Stored items from a collection
- - -
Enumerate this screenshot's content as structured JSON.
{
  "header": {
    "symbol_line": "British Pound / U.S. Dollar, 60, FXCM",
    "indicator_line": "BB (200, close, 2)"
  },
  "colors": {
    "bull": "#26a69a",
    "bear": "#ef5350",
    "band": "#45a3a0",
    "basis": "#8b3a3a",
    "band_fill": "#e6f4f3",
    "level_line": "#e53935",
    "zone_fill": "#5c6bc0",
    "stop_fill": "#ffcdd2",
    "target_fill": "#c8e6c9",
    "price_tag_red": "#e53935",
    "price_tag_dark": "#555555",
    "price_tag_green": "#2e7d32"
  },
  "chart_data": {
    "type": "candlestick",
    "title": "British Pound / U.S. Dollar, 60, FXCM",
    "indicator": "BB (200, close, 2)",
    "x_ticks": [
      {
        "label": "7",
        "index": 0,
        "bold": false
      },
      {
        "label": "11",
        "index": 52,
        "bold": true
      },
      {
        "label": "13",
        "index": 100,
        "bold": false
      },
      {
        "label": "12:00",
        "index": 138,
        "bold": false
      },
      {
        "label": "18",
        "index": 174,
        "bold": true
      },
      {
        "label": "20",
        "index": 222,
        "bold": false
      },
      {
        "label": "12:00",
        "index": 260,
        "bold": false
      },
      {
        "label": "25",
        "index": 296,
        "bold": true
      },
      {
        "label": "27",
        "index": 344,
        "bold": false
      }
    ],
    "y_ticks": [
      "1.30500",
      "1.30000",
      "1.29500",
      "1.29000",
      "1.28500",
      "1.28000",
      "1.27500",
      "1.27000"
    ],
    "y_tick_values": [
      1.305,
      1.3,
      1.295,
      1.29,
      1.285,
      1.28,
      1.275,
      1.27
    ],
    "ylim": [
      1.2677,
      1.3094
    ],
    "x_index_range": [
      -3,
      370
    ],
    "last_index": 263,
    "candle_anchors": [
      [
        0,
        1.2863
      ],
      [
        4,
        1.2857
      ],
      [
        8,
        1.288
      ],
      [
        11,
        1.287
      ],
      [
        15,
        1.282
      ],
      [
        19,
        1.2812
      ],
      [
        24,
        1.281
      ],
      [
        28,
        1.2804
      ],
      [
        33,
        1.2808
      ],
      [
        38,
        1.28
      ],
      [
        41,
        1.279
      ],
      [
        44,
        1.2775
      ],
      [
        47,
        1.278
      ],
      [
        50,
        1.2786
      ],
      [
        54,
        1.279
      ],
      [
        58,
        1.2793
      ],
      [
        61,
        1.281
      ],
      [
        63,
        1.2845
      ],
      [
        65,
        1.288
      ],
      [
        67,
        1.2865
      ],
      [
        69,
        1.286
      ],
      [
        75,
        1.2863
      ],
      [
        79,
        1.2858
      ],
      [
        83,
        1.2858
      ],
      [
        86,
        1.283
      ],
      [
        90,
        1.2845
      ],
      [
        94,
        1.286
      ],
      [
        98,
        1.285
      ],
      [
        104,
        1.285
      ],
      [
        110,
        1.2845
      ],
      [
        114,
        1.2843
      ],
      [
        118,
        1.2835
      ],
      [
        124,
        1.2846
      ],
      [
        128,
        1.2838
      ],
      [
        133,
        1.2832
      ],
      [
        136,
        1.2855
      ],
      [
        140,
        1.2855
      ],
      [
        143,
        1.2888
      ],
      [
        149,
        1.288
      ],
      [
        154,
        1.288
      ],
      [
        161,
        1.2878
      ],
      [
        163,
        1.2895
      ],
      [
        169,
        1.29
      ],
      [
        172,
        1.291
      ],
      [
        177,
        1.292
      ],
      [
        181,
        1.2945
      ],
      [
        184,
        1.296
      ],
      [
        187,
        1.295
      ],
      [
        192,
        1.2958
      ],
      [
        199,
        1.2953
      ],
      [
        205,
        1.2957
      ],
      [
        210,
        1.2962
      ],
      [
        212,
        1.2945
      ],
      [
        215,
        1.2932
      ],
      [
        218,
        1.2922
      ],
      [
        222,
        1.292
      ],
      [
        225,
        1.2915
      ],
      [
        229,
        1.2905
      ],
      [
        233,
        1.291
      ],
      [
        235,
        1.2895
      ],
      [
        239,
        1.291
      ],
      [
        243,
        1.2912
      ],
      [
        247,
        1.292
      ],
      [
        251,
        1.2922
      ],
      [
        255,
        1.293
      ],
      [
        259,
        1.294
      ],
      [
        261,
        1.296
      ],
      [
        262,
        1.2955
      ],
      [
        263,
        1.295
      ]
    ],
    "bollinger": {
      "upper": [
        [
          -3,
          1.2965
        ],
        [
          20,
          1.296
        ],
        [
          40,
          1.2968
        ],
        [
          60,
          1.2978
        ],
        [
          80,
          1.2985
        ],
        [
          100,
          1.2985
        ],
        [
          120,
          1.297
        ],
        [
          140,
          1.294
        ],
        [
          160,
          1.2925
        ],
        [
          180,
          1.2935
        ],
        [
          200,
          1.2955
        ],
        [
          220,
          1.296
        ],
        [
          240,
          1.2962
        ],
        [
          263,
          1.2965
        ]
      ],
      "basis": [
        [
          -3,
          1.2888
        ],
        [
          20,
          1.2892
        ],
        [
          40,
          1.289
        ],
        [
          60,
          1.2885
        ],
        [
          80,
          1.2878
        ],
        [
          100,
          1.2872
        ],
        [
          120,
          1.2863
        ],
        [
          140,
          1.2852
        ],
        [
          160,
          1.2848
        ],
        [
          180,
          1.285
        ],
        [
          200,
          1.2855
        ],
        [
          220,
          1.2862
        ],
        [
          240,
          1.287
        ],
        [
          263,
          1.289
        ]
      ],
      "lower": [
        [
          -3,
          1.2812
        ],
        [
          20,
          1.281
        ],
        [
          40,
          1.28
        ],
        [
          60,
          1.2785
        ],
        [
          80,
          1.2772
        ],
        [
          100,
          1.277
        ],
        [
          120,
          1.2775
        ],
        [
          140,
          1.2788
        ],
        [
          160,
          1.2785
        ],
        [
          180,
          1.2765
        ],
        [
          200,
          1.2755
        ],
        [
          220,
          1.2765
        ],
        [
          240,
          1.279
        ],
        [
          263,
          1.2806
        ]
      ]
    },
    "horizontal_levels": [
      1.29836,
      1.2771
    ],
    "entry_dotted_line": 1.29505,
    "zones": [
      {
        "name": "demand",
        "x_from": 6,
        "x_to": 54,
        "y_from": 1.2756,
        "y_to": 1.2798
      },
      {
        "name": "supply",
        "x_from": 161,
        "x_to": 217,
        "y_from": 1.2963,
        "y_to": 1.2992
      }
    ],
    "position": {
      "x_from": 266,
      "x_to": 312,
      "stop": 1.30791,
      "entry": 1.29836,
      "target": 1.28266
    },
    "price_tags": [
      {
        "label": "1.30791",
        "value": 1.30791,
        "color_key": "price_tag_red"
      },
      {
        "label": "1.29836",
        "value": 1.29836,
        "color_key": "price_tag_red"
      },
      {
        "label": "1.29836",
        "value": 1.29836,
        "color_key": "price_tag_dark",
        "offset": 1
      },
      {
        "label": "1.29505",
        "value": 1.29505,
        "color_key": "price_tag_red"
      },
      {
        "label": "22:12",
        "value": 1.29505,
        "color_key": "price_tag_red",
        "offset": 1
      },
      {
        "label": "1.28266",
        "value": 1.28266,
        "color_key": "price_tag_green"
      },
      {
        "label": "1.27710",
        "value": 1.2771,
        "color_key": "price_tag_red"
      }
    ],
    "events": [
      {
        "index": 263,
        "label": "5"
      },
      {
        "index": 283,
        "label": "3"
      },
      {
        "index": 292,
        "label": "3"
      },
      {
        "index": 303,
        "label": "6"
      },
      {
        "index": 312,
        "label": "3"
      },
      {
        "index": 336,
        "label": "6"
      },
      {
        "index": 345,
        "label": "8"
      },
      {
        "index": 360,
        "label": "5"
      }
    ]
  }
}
- - -
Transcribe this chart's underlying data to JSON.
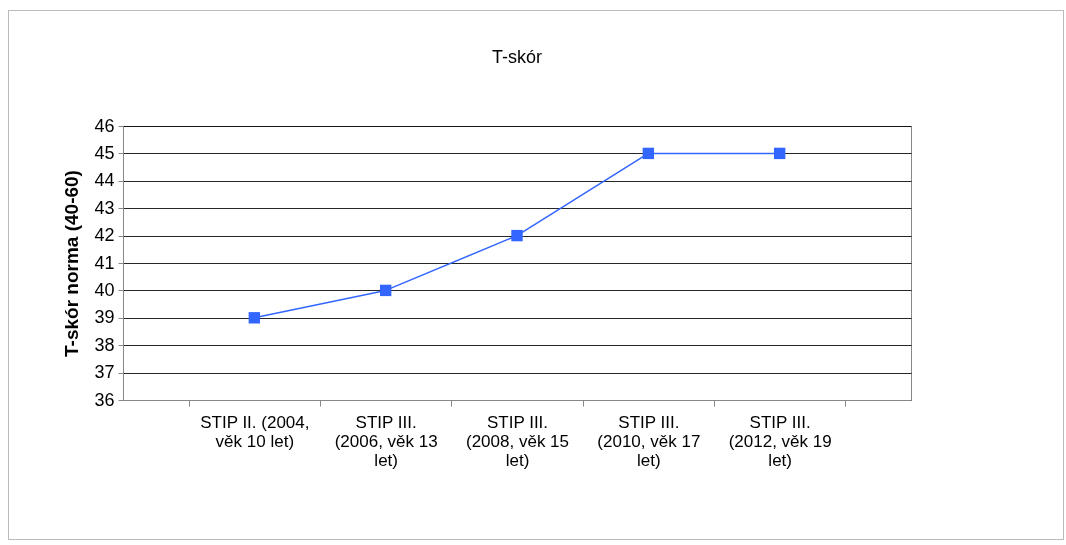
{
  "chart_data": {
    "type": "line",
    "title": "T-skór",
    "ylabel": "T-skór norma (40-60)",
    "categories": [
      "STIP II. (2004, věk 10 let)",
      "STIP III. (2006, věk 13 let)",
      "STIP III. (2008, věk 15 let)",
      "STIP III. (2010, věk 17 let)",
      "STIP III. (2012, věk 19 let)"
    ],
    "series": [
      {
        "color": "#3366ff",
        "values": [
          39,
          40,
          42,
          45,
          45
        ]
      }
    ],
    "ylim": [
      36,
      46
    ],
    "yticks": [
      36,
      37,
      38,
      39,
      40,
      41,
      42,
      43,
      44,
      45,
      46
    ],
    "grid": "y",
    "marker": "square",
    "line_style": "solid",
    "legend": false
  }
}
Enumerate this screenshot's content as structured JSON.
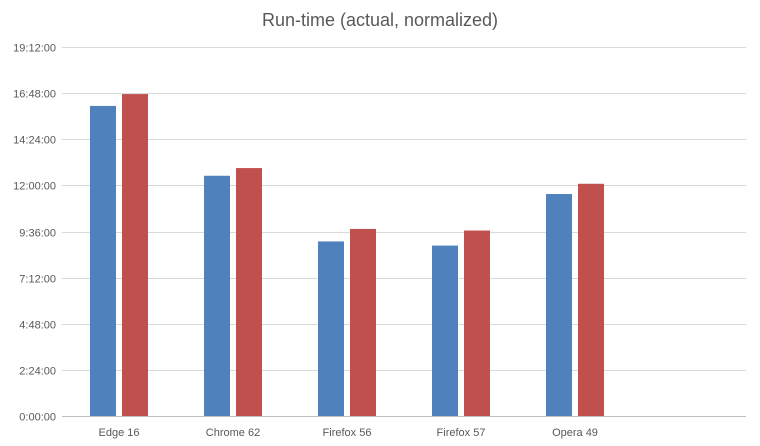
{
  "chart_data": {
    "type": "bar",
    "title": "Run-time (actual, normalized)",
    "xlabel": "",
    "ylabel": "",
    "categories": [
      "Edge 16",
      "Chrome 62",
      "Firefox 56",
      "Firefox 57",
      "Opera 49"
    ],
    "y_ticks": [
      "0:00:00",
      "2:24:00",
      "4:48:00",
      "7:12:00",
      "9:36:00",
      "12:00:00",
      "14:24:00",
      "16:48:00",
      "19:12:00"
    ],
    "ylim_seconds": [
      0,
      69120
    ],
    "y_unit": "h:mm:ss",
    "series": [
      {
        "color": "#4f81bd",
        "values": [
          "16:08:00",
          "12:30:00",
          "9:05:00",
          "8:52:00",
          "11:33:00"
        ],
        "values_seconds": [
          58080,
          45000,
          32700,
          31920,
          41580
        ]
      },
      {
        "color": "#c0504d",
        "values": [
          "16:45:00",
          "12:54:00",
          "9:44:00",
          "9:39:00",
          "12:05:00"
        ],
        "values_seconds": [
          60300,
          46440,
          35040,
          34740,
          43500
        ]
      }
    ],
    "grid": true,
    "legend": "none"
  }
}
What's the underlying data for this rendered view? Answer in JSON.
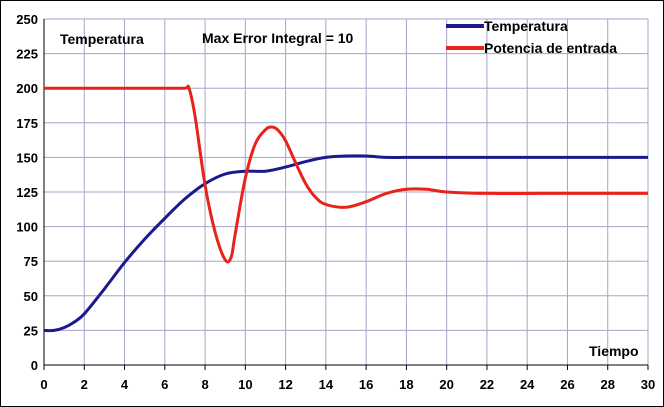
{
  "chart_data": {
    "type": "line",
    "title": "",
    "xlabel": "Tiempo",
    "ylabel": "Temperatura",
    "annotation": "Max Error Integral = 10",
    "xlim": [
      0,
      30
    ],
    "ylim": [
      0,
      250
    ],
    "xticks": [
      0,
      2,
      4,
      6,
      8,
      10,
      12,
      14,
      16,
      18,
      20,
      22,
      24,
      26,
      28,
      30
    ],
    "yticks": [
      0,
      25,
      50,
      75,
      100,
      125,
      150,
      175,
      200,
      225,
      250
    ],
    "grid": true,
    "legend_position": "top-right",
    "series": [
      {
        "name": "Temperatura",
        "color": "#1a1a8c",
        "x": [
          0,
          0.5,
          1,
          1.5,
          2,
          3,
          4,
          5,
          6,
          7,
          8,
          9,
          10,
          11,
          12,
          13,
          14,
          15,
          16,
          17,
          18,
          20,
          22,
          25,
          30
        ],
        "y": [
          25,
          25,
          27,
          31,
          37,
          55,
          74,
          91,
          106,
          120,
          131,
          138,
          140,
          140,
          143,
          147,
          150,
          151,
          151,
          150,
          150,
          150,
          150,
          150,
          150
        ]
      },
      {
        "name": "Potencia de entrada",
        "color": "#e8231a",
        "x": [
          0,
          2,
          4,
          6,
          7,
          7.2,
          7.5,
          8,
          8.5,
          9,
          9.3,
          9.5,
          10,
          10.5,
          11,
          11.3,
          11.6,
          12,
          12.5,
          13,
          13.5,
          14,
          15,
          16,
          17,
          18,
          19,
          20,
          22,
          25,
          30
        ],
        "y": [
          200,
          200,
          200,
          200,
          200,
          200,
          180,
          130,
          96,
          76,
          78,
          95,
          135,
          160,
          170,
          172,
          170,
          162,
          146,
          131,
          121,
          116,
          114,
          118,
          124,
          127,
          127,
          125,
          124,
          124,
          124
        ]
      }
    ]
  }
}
- - -
→ **Requirement**:
Lines that include the word "STIP" — how many are there in the data? Answer with the number alone.

→ **Correct result**:
5